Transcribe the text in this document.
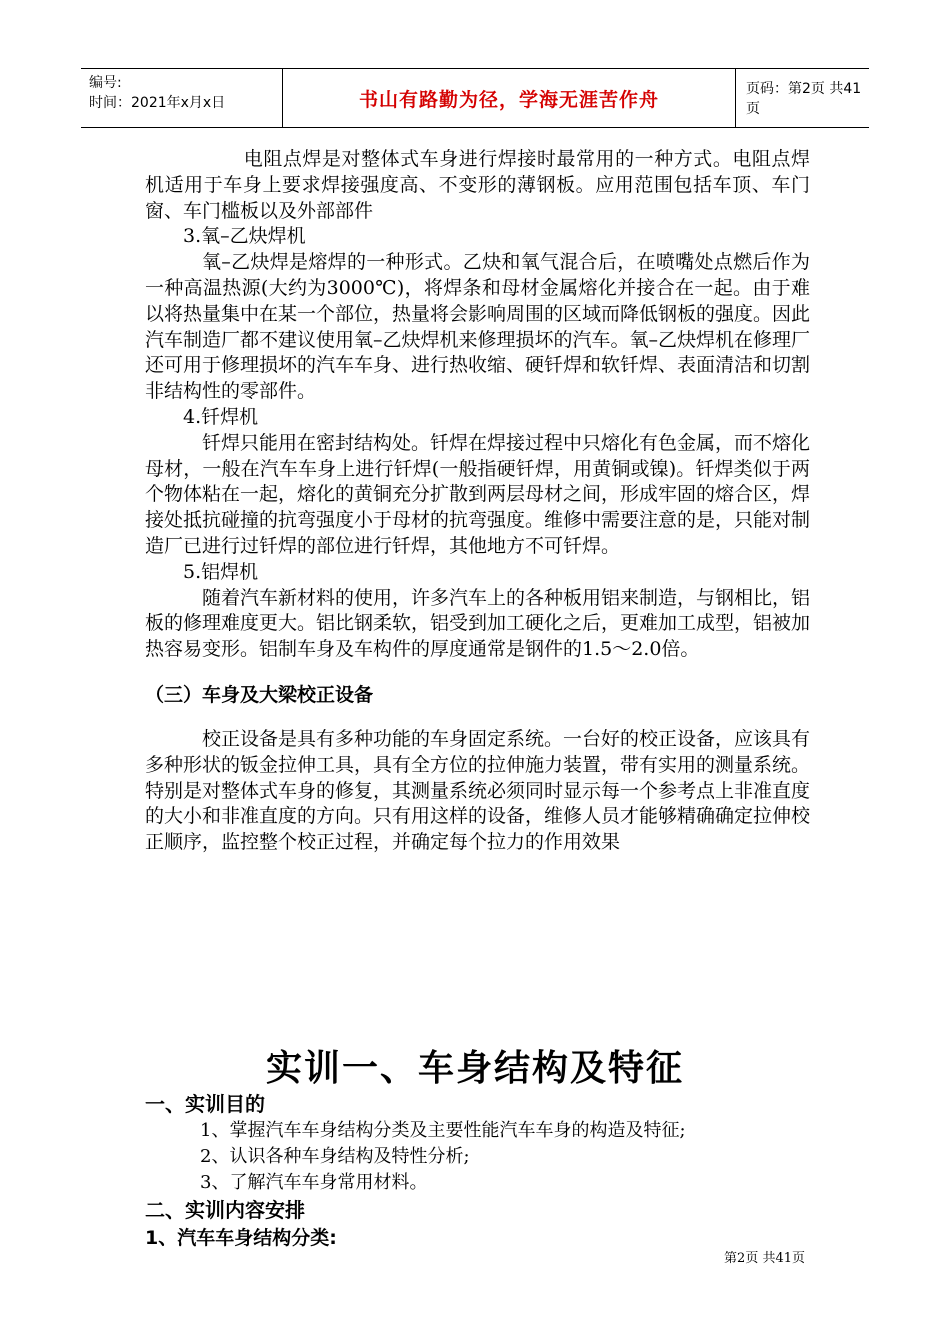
编号:
时间：2021年x月x日	书山有路勤为径，学海无涯苦作舟	页码：第2页 共41页

电阻点焊是对整体式车身进行焊接时最常用的一种方式。电阻点焊机适用于车身上要求焊接强度高、不变形的薄钢板。应用范围包括车顶、车门窗、车门槛板以及外部部件

3.氧–乙炔焊机

氧–乙炔焊是熔焊的一种形式。乙炔和氧气混合后，在喷嘴处点燃后作为一种高温热源(大约为3000℃)，将焊条和母材金属熔化并接合在一起。由于难以将热量集中在某一个部位，热量将会影响周围的区域而降低钢板的强度。因此汽车制造厂都不建议使用氧–乙炔焊机来修理损坏的汽车。氧–乙炔焊机在修理厂还可用于修理损坏的汽车车身、进行热收缩、硬钎焊和软钎焊、表面清洁和切割非结构性的零部件。

4.钎焊机

钎焊只能用在密封结构处。钎焊在焊接过程中只熔化有色金属，而不熔化母材，一般在汽车车身上进行钎焊(一般指硬钎焊，用黄铜或镍)。钎焊类似于两个物体粘在一起，熔化的黄铜充分扩散到两层母材之间，形成牢固的熔合区，焊接处抵抗碰撞的抗弯强度小于母材的抗弯强度。维修中需要注意的是，只能对制造厂已进行过钎焊的部位进行钎焊，其他地方不可钎焊。

5.铝焊机

随着汽车新材料的使用，许多汽车上的各种板用铝来制造，与钢相比，铝板的修理难度更大。铝比钢柔软，铝受到加工硬化之后，更难加工成型，铝被加热容易变形。铝制车身及车构件的厚度通常是钢件的1.5～2.0倍。

（三）车身及大梁校正设备

校正设备是具有多种功能的车身固定系统。一台好的校正设备，应该具有多种形状的钣金拉伸工具，具有全方位的拉伸施力装置，带有实用的测量系统。特别是对整体式车身的修复，其测量系统必须同时显示每一个参考点上非准直度的大小和非准直度的方向。只有用这样的设备，维修人员才能够精确确定拉伸校正顺序，监控整个校正过程，并确定每个拉力的作用效果

实训一、车身结构及特征

一、实训目的

1、掌握汽车车身结构分类及主要性能汽车车身的构造及特征;

2、认识各种车身结构及特性分析;

3、了解汽车车身常用材料。

二、实训内容安排

1、汽车车身结构分类:

第2页 共41页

---

TO DO ::
Return the material exactly as given, apart from the pictures.

ANSWER IN FULL ::
Transcribe the text in this document.
编号:
时间：2021年x月x日	书山有路勤为径，学海无涯苦作舟	页码：第2页 共41页

电阻点焊是对整体式车身进行焊接时最常用的一种方式。电阻点焊机适用于车身上要求焊接强度高、不变形的薄钢板。应用范围包括车顶、车门窗、车门槛板以及外部部件

3.氧–乙炔焊机

氧–乙炔焊是熔焊的一种形式。乙炔和氧气混合后，在喷嘴处点燃后作为一种高温热源(大约为3000℃)，将焊条和母材金属熔化并接合在一起。由于难以将热量集中在某一个部位，热量将会影响周围的区域而降低钢板的强度。因此汽车制造厂都不建议使用氧–乙炔焊机来修理损坏的汽车。氧–乙炔焊机在修理厂还可用于修理损坏的汽车车身、进行热收缩、硬钎焊和软钎焊、表面清洁和切割非结构性的零部件。

4.钎焊机

钎焊只能用在密封结构处。钎焊在焊接过程中只熔化有色金属，而不熔化母材，一般在汽车车身上进行钎焊(一般指硬钎焊，用黄铜或镍)。钎焊类似于两个物体粘在一起，熔化的黄铜充分扩散到两层母材之间，形成牢固的熔合区，焊接处抵抗碰撞的抗弯强度小于母材的抗弯强度。维修中需要注意的是，只能对制造厂已进行过钎焊的部位进行钎焊，其他地方不可钎焊。

5.铝焊机

随着汽车新材料的使用，许多汽车上的各种板用铝来制造，与钢相比，铝板的修理难度更大。铝比钢柔软，铝受到加工硬化之后，更难加工成型，铝被加热容易变形。铝制车身及车构件的厚度通常是钢件的1.5～2.0倍。

（三）车身及大梁校正设备

校正设备是具有多种功能的车身固定系统。一台好的校正设备，应该具有多种形状的钣金拉伸工具，具有全方位的拉伸施力装置，带有实用的测量系统。特别是对整体式车身的修复，其测量系统必须同时显示每一个参考点上非准直度的大小和非准直度的方向。只有用这样的设备，维修人员才能够精确确定拉伸校正顺序，监控整个校正过程，并确定每个拉力的作用效果

实训一、车身结构及特征

一、实训目的

1、掌握汽车车身结构分类及主要性能汽车车身的构造及特征;

2、认识各种车身结构及特性分析;

3、了解汽车车身常用材料。

二、实训内容安排

1、汽车车身结构分类:

第2页 共41页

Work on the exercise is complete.